Also? I use it as a subset within the larger category of “roleplaying game” rather than as a separate thing. All storygames are RPGs, not all RPGs are storygames.

So if you ever see me use that term in the Indie Game Reading Club, I’m almost certainly keyed into that one very small aspect of the game.

There’s also some probably-confusing overlap with terms like “freeform,” almost all of which require player-created scenes (therefore making them storygames).

There’s probably a Venn chart in all this somewhere.

Headspace, Interrupted

Well last night was going to be our Headspace one-shot. But events conspired such that I ended up going to urgent care with my kiddo after she took a header directly into a door jamb. She’s fine, huge goose egg on the noggin, but no playing happened.

That said, I’ve got some very initial impressions I thought were worth sharing!

* Character creation is as long as I remembered it, but the question load (at three players) seemed reasonable and provided some interesting context. We didn’t have time to let that context play out but we for sure got some really fun double-crosses and unresolved beefs going. I think we’re gonna reset and try again in a couple weeks with one more player, and see how 12 questions compares to 9.

* I feel like the programmed opening act — your cell has just had a job go bad and you’re trying to recover or escape — is very clever for its urgency, way way over-complex to set up (especially given it’s a job already half-finished when the game starts), and kind of under-explained. That’s three things so let me pull it apart a little.

» **Supplied data**:
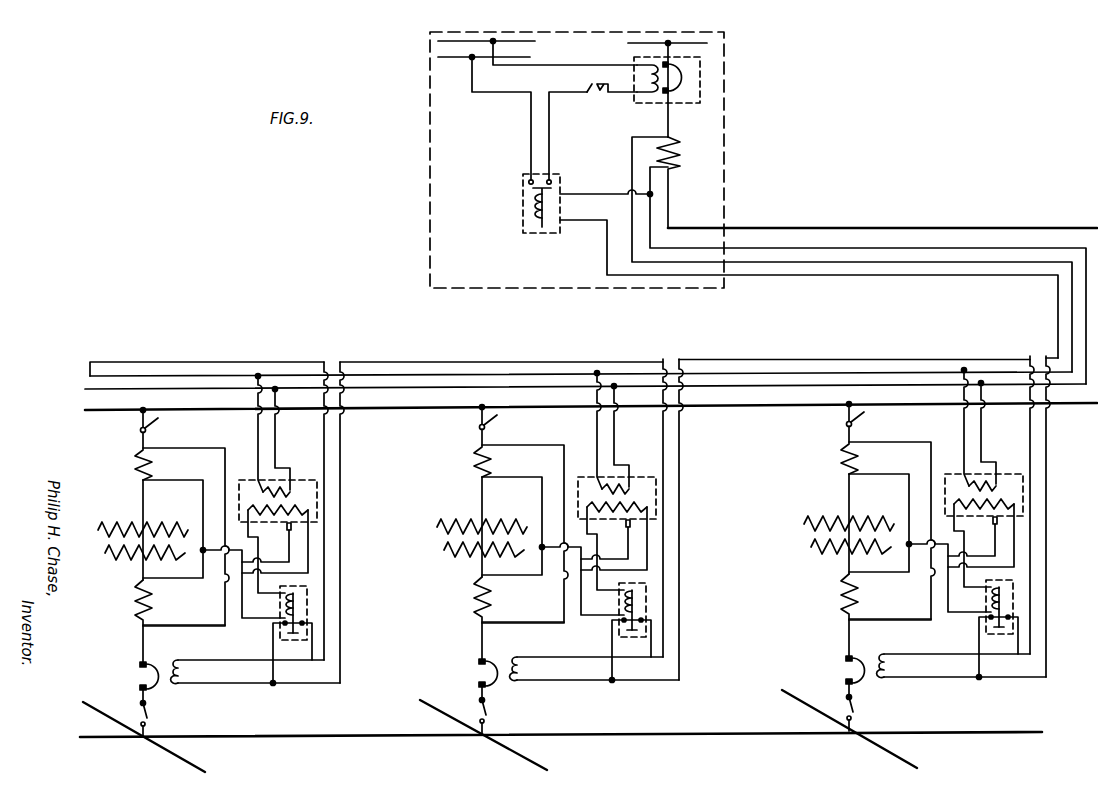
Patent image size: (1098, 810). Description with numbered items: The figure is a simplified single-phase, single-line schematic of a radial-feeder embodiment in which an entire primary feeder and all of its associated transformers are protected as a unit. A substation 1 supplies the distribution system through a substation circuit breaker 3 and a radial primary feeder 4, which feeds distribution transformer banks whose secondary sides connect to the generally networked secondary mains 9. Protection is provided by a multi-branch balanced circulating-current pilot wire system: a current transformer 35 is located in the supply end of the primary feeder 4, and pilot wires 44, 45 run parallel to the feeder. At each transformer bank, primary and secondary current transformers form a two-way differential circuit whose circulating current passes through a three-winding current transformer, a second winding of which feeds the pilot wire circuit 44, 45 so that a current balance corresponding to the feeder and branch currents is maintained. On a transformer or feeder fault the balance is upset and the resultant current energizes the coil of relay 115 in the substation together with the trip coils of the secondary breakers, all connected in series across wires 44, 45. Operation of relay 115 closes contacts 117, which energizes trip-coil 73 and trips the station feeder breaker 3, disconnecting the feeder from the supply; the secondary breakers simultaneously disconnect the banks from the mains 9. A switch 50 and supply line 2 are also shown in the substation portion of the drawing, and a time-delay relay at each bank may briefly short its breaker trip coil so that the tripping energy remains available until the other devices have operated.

» **Stated problem 1**:
Extract the passage of the Headspace blog post starting at "Also? I use" and ending at "of the game.".
» **Stated problem 2**:
Continue the blog post about the interrupted Headspace game from the point where it stops.
The data plays no part in this work.

» **Expected answer 1**:
Also? I use it as a subset within the larger category of “roleplaying game” rather than as a separate thing. All storygames are RPGs, not all RPGs are storygames.

So if you ever see me use that term in the Indie Game Reading Club, I’m almost certainly keyed into that one very small aspect of the game.

» **Expected answer 2**:
The first part is great: the various stress tracks that the Headspace cell share start out right on the cusp of triggering. Great, let’s see the system do its thing. I love it. And I have no idea how else to do that other than to start it as Mark suggests.

That ties into the second bit, which is how you set up a Project. Okay so basically the structure of the game is that the cell’s efforts are directed at foiling Projects being pursued by the megacorps. It’s a very tight focus, and I don’t have much sense yet whether there’s much life for the Operators to live outside this job. Anyway! To set up a Project, you need to work out three sub-jobs representing the time, cost and quality of the work being done on the project. I can’t really suss out from the examples what makes a good “time” clock or a good “quality” clock or whatever. They just looked like three things that logically have to take place before a Project can be completed.

I was coming up blank and kind of hoping that cutting my table loose on brainstorming would turn up good ideas. We didn’t get that far. It may still. But right now, just little old me, I’m coming up blank. Probably overthinking it.

* The breakdown of cultures and their looks seems weird. You know how in your typical PbtA game you’ll have checklists of face, body, dress, style, whatever? Easy picks, circle some stuff, and you’re good? Well so in Headspace there are five lists of lists. Seems wildly overwrought. But! If you’re using that stuff to flesh out the personal lives of the Operators, well…sure, I guess it’s good to have that stuff. Since I can’t tell if or how their personal lives will come into play — there’s nothing structurally in place to make that happen, and the urgency of the Job/Project structure seems like it’d interfere.

* The setting! Mark provides two sample settings to play in. One is a flooded, plague-riddled apocalyptic Vancouver (as an American I love the not-exoticism of reading about places like “apocalyptic Vancouver”). That’s the one he used at Dreamation this year, so I went with the other: dystopic Israel, which tbh seems redundant but in 2076 it’ll be even more dystopic. I love the politics, but other than one mention of Jewish, Christian and Muslim factors at play in the writeup it’s not really brought up again. He doesn’t write his setting stuff richly packed with easy hooks, but gosh it’s a really interesting choice. I’m glad Neo-Tokyo or Metro City or San Andreas wasn’t in there, although I think they’d be pretty easy to put together.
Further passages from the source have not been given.